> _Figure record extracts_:

****************************************

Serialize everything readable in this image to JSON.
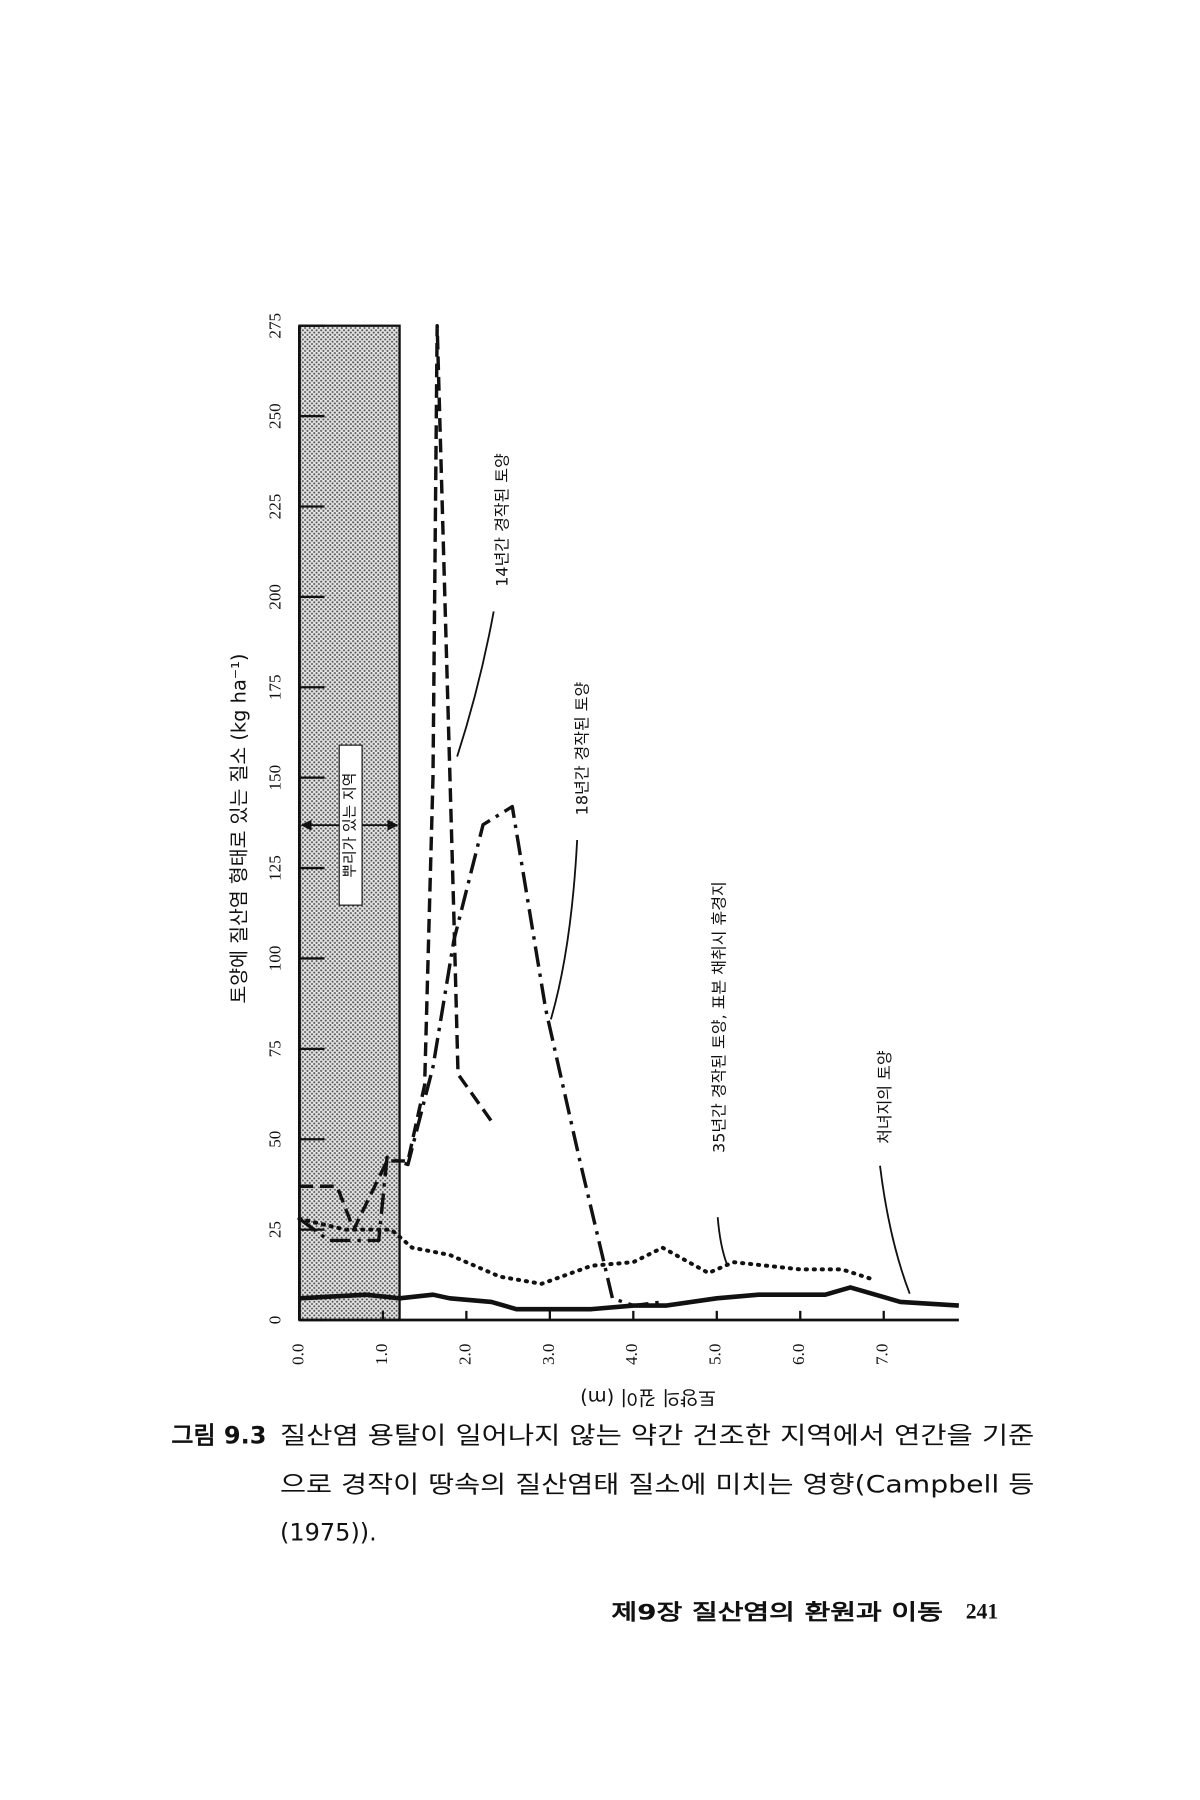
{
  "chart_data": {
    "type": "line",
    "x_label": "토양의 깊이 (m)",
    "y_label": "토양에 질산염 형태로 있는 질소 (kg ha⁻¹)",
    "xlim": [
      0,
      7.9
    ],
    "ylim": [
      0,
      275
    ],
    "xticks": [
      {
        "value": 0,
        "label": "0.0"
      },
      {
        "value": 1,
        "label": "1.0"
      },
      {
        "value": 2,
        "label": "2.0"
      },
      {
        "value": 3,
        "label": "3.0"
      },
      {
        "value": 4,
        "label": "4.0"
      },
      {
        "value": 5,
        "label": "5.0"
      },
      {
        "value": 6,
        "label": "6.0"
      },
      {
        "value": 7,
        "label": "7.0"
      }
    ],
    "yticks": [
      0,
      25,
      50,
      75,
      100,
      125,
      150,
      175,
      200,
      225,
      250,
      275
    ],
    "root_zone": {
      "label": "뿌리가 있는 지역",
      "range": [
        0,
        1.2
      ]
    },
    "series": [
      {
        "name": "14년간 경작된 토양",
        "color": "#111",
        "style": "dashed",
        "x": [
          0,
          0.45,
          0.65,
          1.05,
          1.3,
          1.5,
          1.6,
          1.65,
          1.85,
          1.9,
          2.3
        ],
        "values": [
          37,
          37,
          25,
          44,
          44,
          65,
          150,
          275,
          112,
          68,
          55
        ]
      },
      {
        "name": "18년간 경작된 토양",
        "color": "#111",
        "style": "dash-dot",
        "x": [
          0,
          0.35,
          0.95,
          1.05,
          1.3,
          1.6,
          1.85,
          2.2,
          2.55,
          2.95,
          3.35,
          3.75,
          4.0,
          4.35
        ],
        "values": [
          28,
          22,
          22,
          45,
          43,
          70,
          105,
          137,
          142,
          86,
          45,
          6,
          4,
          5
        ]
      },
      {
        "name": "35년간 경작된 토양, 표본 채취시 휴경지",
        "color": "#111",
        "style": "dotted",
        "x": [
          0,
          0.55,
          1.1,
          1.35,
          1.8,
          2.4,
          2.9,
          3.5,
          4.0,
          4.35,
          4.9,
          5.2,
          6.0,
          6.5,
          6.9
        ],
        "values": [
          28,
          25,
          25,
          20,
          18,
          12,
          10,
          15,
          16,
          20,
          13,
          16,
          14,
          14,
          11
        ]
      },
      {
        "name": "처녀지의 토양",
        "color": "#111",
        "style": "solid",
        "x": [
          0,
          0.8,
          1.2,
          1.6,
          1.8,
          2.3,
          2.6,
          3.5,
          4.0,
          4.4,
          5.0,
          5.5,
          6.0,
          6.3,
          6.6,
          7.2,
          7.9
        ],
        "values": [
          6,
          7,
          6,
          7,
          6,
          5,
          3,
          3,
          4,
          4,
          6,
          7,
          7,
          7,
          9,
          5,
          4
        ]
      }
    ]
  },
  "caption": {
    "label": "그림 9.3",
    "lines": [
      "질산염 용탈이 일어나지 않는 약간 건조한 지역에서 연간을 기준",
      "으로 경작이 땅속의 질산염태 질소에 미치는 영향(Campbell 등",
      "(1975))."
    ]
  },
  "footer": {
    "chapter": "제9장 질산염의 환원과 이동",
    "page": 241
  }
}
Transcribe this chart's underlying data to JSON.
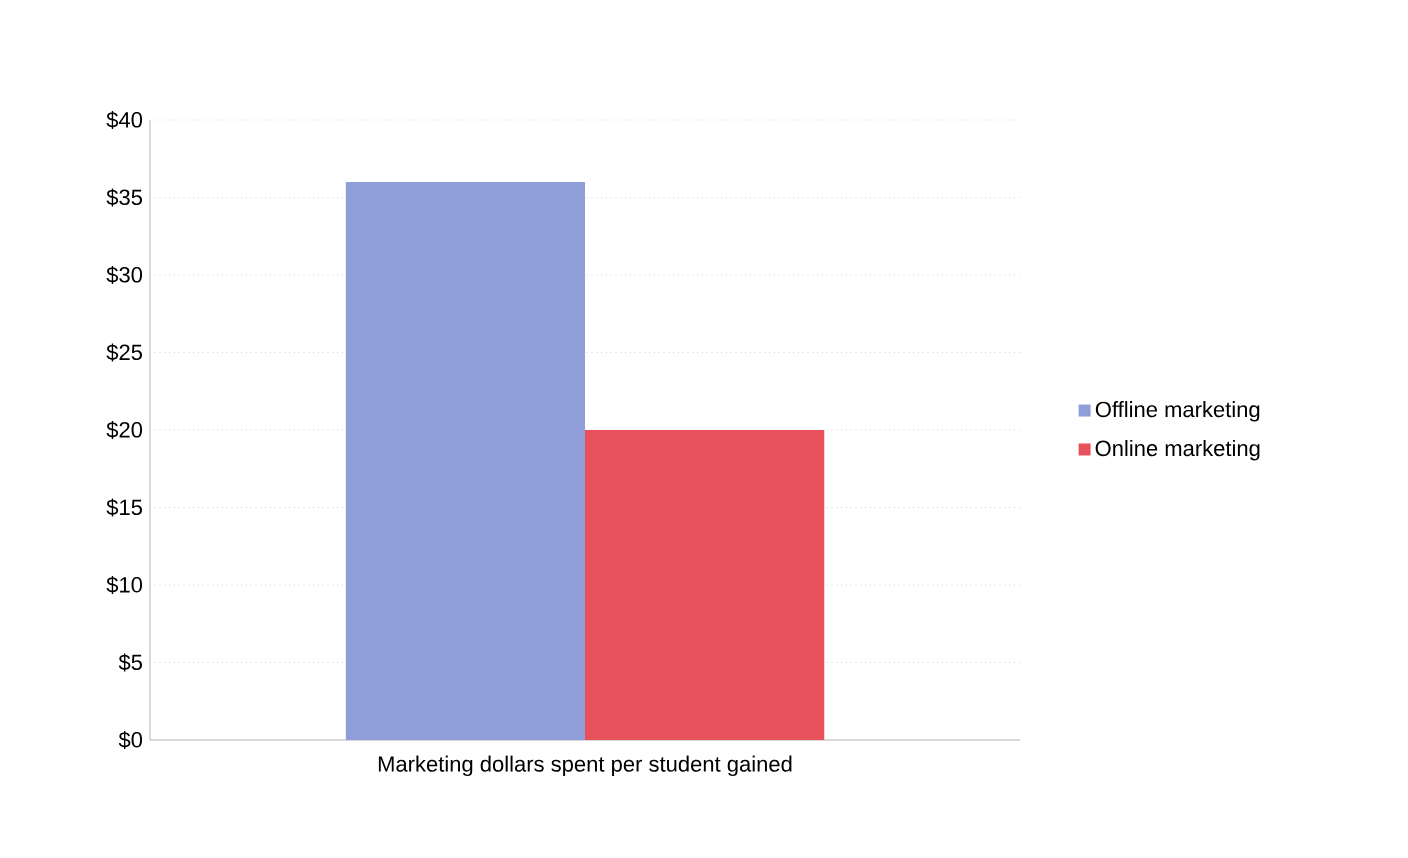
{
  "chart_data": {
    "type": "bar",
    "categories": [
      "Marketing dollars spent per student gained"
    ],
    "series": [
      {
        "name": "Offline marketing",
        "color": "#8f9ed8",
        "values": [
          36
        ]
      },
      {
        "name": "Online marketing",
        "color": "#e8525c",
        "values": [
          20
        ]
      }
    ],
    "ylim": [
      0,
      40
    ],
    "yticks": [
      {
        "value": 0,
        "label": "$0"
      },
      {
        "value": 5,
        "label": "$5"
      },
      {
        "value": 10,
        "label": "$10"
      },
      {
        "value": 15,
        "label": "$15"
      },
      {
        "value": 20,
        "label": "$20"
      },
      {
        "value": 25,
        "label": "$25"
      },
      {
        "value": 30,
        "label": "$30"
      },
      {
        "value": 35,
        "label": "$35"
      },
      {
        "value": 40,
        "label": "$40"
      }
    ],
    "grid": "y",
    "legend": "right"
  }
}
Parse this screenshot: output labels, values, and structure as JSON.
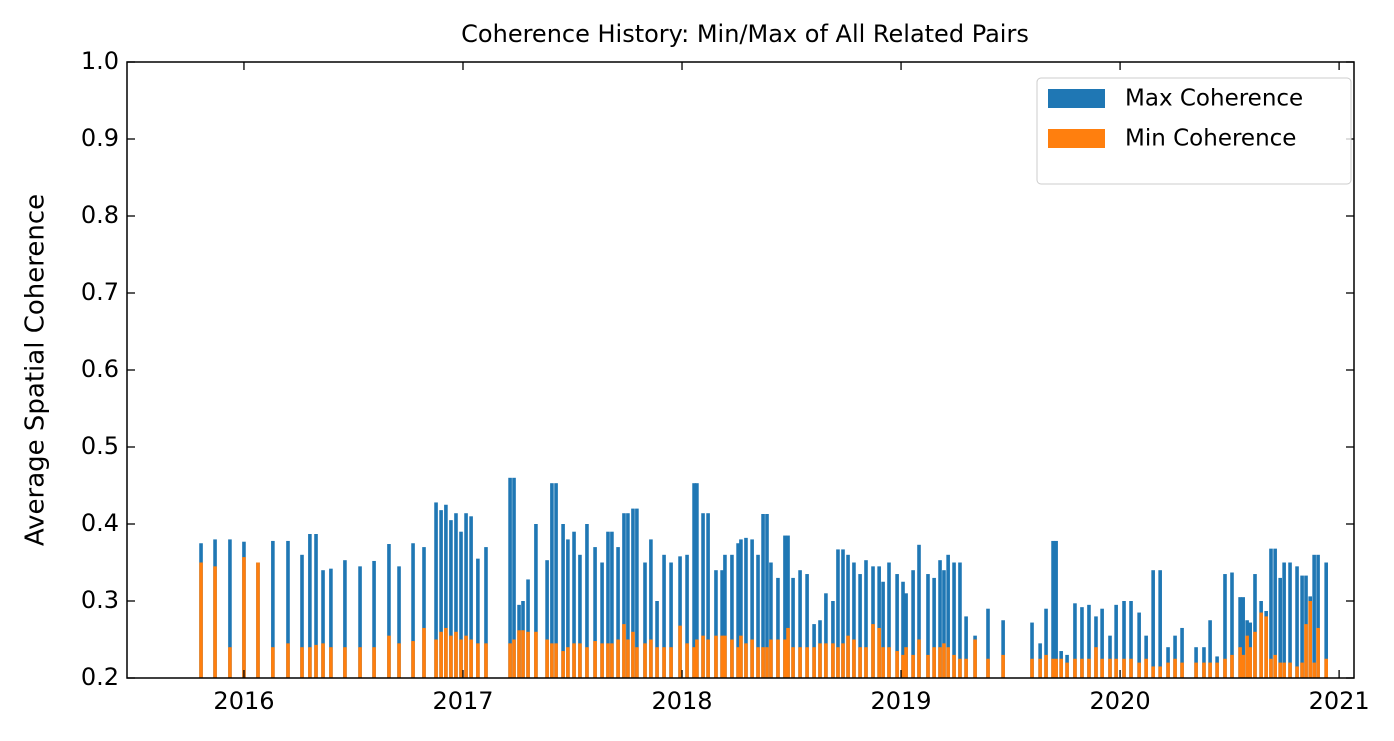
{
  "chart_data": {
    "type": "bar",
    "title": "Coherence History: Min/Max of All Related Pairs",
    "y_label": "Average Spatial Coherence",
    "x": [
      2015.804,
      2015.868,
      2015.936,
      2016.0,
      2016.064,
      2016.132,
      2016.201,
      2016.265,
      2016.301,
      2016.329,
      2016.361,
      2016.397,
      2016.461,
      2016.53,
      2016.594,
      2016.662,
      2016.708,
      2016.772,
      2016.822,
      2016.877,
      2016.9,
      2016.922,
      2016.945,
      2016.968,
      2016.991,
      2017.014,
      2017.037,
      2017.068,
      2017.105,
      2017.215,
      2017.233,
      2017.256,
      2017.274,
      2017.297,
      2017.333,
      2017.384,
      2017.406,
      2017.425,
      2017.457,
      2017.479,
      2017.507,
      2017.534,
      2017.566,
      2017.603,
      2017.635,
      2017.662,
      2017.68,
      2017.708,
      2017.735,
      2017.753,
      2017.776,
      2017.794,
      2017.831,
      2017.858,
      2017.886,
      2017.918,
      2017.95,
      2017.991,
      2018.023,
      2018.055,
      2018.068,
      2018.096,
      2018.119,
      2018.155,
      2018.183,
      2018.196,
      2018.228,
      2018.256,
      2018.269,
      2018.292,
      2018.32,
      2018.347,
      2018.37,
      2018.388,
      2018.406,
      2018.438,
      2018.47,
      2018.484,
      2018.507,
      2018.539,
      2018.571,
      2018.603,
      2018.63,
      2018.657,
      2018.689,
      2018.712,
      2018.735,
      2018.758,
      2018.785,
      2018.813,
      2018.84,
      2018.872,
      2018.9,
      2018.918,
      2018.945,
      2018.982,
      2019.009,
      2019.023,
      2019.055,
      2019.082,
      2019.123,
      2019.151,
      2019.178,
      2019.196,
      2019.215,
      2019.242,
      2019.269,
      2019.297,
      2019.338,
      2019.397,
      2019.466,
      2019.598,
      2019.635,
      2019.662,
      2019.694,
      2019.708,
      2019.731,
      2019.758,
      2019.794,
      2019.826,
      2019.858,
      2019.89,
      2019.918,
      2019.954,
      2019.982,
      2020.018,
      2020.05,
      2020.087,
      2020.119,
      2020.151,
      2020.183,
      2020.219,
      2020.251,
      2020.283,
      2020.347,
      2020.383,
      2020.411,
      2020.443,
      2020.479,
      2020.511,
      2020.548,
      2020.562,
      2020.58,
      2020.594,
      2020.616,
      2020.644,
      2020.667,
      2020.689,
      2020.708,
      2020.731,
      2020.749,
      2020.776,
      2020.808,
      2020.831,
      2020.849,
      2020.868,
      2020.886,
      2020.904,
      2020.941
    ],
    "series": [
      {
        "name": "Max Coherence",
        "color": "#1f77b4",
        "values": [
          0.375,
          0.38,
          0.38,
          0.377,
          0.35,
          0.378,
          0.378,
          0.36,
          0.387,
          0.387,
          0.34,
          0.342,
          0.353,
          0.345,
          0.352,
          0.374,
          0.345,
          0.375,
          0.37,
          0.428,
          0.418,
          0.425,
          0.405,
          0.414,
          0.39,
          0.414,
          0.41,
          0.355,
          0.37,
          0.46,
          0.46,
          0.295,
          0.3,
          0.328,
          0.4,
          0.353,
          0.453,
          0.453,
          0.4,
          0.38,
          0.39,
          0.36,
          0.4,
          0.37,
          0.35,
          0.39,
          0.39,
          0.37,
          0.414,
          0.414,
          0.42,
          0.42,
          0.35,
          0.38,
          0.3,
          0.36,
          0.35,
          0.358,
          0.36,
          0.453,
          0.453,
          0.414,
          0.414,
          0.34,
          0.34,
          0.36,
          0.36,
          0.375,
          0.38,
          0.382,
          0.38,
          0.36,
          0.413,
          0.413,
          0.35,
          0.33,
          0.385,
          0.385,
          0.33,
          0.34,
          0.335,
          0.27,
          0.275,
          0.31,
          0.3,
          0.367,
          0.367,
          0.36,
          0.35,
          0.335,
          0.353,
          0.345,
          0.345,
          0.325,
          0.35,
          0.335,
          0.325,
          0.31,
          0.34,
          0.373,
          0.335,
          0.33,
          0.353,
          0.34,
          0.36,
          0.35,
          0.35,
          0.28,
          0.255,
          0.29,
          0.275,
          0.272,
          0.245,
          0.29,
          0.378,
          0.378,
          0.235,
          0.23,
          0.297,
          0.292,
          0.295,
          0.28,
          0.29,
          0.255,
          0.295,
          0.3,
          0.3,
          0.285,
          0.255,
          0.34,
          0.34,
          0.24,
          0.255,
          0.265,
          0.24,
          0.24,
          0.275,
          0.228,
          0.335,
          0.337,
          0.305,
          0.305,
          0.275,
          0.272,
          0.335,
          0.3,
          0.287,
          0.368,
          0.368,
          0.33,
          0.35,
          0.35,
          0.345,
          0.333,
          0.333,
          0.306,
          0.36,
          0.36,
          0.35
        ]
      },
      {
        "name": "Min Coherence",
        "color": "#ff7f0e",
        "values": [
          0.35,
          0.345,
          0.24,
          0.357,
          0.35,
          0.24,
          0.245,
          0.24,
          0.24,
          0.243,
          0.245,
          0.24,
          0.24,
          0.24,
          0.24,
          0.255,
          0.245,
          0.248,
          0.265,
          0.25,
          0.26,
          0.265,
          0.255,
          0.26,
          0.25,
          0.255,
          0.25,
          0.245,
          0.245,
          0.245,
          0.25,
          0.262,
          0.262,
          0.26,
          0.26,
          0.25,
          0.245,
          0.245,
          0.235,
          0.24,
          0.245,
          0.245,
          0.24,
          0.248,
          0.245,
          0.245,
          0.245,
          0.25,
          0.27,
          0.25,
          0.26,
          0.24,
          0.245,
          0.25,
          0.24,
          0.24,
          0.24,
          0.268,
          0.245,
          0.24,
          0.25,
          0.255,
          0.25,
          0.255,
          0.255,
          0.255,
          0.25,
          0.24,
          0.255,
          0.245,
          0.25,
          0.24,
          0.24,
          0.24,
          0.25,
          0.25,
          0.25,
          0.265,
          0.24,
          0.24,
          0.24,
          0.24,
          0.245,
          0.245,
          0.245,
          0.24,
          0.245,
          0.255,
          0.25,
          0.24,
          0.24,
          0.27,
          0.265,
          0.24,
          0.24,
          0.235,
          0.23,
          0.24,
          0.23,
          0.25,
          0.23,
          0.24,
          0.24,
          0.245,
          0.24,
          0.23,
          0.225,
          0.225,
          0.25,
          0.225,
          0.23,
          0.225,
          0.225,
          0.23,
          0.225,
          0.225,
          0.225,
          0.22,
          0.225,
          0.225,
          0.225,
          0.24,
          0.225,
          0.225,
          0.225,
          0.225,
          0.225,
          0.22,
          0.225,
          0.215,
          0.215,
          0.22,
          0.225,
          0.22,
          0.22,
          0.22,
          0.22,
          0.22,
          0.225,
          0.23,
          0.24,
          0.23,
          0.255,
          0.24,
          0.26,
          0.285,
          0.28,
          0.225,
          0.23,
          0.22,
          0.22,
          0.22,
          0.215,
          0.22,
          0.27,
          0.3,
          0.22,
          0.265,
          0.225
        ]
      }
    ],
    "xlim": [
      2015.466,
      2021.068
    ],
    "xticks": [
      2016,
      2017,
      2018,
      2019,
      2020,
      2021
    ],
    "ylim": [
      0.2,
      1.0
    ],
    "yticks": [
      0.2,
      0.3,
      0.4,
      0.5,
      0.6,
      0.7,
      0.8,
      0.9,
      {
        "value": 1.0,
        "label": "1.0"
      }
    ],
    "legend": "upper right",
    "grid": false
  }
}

****************************************

> _Objective_: In the data above, how many lines contain the string "name"? Answer with the number only.

> _Response to the task_: 8